Make an exact copy of all the entries, but do not reproduce the pictures.
** Start Data excerpts **
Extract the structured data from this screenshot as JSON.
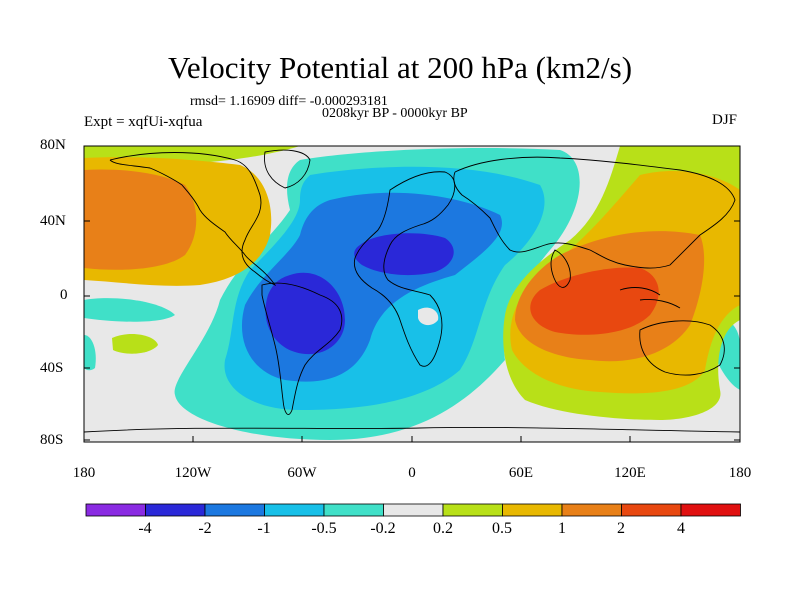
{
  "title": "Velocity Potential at 200 hPa (km2/s)",
  "stats_line": "rmsd= 1.16909 diff= -0.000293181",
  "period": "0208kyr BP - 0000kyr BP",
  "experiment": "Expt = xqfUi-xqfua",
  "season": "DJF",
  "lat_labels": [
    "80N",
    "40N",
    "0",
    "40S",
    "80S"
  ],
  "lon_labels": [
    "180",
    "120W",
    "60W",
    "0",
    "60E",
    "120E",
    "180"
  ],
  "colorbar": {
    "labels": [
      "-4",
      "-2",
      "-1",
      "-0.5",
      "-0.2",
      "0.2",
      "0.5",
      "1",
      "2",
      "4"
    ],
    "colors": [
      "#8a2be2",
      "#2a28d8",
      "#1c78e0",
      "#18c0e8",
      "#40e0c8",
      "#e8e8e8",
      "#b8e018",
      "#e8b800",
      "#e88018",
      "#e84810",
      "#e01010"
    ]
  }
}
** End Data excerpts **
• [Reply]
Extract the structured data from this screenshot as JSON.
{
  "title": "Velocity Potential at 200 hPa (km2/s)",
  "stats_line": "rmsd= 1.16909 diff= -0.000293181",
  "period": "0208kyr BP - 0000kyr BP",
  "experiment": "Expt = xqfUi-xqfua",
  "season": "DJF",
  "lat_labels": [
    "80N",
    "40N",
    "0",
    "40S",
    "80S"
  ],
  "lon_labels": [
    "180",
    "120W",
    "60W",
    "0",
    "60E",
    "120E",
    "180"
  ],
  "colorbar": {
    "labels": [
      "-4",
      "-2",
      "-1",
      "-0.5",
      "-0.2",
      "0.2",
      "0.5",
      "1",
      "2",
      "4"
    ],
    "colors": [
      "#8a2be2",
      "#2a28d8",
      "#1c78e0",
      "#18c0e8",
      "#40e0c8",
      "#e8e8e8",
      "#b8e018",
      "#e8b800",
      "#e88018",
      "#e84810",
      "#e01010"
    ]
  }
}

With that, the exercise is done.